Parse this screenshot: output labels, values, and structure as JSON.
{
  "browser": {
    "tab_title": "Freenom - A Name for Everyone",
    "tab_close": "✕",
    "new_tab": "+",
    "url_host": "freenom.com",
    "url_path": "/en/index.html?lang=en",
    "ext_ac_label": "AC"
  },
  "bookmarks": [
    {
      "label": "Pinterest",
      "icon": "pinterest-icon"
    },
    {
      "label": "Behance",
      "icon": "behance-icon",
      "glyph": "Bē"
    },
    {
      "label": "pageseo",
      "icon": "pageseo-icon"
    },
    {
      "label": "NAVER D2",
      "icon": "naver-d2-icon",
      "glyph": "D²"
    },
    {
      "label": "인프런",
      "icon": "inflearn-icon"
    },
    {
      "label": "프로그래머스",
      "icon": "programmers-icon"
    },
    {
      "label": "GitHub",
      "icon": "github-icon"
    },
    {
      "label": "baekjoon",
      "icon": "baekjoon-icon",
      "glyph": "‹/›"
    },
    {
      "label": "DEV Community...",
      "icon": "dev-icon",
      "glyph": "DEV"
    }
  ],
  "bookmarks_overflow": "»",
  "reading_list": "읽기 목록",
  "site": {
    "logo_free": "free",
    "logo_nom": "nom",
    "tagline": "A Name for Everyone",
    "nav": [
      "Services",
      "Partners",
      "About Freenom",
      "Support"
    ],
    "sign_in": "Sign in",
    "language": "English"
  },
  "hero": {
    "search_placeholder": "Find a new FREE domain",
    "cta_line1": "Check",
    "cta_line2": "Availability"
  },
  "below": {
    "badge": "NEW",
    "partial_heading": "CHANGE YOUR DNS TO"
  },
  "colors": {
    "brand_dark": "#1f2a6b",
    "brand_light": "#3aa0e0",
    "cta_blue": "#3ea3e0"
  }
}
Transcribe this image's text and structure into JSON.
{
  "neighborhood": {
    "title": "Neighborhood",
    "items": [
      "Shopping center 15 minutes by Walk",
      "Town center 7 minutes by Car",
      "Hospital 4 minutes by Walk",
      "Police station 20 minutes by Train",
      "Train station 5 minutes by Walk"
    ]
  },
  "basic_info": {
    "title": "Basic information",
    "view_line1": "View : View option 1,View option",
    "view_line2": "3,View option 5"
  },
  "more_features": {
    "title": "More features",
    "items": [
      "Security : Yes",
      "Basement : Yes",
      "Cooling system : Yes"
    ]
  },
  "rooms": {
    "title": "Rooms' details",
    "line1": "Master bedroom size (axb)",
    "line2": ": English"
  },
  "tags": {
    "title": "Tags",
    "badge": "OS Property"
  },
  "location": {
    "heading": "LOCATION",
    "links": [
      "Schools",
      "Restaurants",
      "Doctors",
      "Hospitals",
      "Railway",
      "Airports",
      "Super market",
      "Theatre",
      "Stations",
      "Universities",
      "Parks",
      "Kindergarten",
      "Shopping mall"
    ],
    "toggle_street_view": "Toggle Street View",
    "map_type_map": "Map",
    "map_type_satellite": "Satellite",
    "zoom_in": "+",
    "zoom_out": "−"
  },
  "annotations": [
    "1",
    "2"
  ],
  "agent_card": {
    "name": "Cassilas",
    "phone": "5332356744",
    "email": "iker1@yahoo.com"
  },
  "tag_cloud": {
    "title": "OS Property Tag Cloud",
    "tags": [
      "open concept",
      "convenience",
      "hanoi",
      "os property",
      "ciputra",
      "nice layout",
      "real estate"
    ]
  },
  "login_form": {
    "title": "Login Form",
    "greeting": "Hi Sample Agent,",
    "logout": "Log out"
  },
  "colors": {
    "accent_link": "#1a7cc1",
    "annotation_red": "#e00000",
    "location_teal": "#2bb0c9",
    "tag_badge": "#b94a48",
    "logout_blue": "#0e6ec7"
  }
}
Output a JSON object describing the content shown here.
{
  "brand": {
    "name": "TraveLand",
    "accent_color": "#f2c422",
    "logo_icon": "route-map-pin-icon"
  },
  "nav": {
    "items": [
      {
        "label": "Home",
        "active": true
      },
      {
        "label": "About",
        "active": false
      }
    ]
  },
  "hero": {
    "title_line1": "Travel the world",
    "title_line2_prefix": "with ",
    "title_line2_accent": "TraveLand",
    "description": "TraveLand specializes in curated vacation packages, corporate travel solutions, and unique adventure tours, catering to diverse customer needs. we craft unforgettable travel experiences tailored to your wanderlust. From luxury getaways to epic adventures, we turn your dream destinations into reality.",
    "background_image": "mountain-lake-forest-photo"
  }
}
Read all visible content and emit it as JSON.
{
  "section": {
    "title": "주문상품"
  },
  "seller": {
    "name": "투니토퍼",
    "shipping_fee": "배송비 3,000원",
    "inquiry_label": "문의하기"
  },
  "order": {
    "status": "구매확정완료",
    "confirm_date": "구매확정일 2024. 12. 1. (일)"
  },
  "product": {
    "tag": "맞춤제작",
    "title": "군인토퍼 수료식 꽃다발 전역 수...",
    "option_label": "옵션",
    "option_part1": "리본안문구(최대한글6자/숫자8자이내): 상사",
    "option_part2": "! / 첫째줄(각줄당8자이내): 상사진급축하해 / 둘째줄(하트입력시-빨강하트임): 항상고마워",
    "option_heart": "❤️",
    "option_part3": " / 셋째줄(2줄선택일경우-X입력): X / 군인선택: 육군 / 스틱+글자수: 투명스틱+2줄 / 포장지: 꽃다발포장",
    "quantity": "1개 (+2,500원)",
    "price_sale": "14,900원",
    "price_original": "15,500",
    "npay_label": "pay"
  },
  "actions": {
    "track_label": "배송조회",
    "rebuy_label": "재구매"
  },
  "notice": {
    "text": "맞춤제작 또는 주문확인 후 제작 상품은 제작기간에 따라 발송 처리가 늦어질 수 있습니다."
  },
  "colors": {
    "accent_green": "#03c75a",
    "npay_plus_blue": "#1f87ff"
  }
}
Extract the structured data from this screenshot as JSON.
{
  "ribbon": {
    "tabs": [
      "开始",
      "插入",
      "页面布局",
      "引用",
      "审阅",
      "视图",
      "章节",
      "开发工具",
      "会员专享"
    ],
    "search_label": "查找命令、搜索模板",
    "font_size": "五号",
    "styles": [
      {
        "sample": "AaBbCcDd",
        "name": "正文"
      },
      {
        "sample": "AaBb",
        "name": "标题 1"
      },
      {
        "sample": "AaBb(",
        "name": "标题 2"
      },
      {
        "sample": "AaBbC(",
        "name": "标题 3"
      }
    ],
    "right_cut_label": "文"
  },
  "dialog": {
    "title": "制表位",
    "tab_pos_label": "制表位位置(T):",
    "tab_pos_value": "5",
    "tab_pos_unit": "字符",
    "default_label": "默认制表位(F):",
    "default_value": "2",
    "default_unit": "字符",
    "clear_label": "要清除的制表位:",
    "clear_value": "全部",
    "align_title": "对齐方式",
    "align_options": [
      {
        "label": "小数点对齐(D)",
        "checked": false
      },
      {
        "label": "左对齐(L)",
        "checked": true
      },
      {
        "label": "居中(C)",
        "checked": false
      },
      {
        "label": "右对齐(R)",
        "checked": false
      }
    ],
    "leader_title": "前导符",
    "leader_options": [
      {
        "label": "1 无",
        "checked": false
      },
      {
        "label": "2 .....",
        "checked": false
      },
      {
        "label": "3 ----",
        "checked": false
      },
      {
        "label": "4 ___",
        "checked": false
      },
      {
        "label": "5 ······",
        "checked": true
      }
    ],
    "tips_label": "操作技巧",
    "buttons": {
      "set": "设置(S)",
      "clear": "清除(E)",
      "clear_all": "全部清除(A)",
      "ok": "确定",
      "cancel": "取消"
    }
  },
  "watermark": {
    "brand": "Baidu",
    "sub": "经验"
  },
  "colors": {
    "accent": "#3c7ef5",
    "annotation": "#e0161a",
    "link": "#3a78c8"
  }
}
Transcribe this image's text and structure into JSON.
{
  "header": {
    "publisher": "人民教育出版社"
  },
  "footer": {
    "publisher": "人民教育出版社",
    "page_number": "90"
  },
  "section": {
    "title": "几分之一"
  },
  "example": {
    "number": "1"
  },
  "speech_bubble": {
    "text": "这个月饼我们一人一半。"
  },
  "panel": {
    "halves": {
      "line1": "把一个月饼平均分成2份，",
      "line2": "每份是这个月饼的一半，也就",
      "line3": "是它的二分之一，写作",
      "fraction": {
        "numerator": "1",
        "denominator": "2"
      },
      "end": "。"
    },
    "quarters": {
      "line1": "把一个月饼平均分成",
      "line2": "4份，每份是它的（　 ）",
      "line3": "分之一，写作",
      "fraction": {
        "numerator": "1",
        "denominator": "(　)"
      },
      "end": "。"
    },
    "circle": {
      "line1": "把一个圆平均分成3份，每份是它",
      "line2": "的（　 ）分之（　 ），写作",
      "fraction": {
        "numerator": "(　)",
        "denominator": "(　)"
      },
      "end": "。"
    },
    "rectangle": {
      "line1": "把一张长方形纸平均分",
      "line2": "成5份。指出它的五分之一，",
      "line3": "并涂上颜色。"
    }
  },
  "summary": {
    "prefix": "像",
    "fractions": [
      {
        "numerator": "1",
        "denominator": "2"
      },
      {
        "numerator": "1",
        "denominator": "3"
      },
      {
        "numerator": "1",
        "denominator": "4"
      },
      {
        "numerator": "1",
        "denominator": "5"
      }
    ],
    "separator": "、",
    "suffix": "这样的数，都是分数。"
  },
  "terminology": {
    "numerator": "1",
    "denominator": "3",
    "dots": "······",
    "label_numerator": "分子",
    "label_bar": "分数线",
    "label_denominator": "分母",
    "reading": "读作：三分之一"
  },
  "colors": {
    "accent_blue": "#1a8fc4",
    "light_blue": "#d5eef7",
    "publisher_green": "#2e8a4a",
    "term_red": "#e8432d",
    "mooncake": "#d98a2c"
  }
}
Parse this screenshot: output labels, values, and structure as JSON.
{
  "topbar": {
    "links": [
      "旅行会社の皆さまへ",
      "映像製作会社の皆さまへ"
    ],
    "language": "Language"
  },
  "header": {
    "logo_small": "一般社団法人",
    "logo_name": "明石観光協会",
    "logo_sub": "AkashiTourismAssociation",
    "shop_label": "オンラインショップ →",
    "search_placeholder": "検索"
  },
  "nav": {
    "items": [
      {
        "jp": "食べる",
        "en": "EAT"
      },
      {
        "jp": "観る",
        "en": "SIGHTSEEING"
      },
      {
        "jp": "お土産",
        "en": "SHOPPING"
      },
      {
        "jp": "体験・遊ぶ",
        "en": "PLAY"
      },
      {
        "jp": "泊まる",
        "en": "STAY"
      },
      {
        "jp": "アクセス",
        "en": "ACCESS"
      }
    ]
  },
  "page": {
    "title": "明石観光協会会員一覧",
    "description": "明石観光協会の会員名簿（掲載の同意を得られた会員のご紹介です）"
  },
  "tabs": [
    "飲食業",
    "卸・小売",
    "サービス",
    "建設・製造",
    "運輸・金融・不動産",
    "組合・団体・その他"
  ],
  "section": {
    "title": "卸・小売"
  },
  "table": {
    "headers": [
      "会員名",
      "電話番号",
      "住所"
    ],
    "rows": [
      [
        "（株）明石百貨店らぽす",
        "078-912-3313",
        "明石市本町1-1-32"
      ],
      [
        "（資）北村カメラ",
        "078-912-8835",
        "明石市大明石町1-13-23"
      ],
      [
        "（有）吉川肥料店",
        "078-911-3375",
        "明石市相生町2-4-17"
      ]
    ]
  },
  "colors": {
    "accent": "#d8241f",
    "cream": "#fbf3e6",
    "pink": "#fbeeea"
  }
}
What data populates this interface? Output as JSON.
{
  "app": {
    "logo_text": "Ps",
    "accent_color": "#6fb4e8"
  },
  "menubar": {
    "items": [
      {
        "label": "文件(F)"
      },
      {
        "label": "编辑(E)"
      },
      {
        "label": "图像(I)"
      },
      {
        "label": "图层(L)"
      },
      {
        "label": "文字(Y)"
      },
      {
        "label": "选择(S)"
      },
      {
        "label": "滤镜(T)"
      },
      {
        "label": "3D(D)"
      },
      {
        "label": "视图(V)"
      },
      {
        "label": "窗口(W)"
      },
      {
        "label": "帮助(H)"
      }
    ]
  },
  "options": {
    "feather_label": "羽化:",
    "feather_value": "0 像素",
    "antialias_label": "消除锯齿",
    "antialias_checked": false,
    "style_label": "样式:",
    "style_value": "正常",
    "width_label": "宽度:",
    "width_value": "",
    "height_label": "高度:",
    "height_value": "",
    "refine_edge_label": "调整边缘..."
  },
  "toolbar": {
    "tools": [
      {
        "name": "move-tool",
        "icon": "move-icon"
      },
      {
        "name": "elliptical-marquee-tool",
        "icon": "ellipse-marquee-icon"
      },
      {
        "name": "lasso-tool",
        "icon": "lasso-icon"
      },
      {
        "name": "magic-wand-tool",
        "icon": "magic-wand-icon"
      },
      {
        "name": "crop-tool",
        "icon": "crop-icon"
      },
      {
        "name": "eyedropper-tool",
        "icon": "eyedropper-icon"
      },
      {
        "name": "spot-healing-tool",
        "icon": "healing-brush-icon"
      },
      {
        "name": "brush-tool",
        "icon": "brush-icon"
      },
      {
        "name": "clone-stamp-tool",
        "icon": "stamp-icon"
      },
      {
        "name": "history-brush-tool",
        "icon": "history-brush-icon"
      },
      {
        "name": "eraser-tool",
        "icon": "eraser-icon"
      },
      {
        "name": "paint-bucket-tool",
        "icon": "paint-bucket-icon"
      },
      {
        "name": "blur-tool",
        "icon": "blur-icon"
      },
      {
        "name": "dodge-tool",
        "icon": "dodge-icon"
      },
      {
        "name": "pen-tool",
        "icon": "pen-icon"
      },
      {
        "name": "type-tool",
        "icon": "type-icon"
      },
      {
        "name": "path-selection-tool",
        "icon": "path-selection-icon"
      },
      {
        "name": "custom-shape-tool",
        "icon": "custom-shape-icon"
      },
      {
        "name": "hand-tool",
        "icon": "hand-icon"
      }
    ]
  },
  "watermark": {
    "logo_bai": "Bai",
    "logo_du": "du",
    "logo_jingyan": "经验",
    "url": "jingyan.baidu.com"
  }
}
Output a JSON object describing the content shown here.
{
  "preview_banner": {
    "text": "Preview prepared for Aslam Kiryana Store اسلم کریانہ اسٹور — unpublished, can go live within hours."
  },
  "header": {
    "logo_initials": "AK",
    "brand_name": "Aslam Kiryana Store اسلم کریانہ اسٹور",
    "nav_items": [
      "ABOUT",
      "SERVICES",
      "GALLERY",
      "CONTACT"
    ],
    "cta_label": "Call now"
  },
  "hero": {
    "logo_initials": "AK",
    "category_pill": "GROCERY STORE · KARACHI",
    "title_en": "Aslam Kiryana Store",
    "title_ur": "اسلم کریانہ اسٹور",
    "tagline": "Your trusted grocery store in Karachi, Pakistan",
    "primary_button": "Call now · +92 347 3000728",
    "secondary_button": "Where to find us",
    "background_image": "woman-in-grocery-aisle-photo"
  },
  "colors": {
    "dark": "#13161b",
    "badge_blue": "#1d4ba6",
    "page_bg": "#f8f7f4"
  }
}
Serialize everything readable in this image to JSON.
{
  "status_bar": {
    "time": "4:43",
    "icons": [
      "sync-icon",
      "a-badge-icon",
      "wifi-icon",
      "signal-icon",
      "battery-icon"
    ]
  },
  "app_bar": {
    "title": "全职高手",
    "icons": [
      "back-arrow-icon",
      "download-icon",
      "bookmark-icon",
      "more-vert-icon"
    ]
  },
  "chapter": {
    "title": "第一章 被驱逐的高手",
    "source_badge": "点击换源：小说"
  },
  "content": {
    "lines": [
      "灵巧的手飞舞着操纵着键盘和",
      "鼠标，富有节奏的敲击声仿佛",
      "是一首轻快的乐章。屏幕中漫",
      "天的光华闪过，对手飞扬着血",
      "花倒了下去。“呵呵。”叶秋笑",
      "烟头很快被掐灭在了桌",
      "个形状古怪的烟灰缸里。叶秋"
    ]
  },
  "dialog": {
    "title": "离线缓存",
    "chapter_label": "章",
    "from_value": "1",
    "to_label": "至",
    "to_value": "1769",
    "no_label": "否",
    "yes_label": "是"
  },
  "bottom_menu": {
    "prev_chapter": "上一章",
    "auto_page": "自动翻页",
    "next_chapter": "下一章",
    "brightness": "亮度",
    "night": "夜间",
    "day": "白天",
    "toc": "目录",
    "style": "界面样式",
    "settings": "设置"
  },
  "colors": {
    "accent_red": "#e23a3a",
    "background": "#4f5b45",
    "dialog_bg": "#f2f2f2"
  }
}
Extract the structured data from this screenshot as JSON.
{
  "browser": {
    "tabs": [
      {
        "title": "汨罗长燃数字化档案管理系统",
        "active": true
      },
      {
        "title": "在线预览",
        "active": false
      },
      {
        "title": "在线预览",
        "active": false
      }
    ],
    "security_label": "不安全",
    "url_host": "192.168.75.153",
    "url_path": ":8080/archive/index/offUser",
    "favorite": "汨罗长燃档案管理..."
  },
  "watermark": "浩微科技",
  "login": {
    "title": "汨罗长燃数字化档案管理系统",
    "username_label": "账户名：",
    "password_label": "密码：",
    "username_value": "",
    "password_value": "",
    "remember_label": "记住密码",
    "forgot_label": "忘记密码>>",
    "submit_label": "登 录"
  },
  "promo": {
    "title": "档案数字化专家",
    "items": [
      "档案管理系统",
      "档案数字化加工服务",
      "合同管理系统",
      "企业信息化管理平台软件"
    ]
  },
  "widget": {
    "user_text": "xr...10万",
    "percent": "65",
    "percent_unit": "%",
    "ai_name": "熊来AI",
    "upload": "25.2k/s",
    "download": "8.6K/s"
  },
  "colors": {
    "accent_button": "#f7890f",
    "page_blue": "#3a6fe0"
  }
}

#### Required task
Where a line of the entries contains the word "کریانہ", copy that line.

#### Response for this exercise
    "text": "Preview prepared for Aslam Kiryana Store اسلم کریانہ اسٹور — unpublished, can go live within hours."
    "brand_name": "Aslam Kiryana Store اسلم کریانہ اسٹور",
    "title_ur": "اسلم کریانہ اسٹور",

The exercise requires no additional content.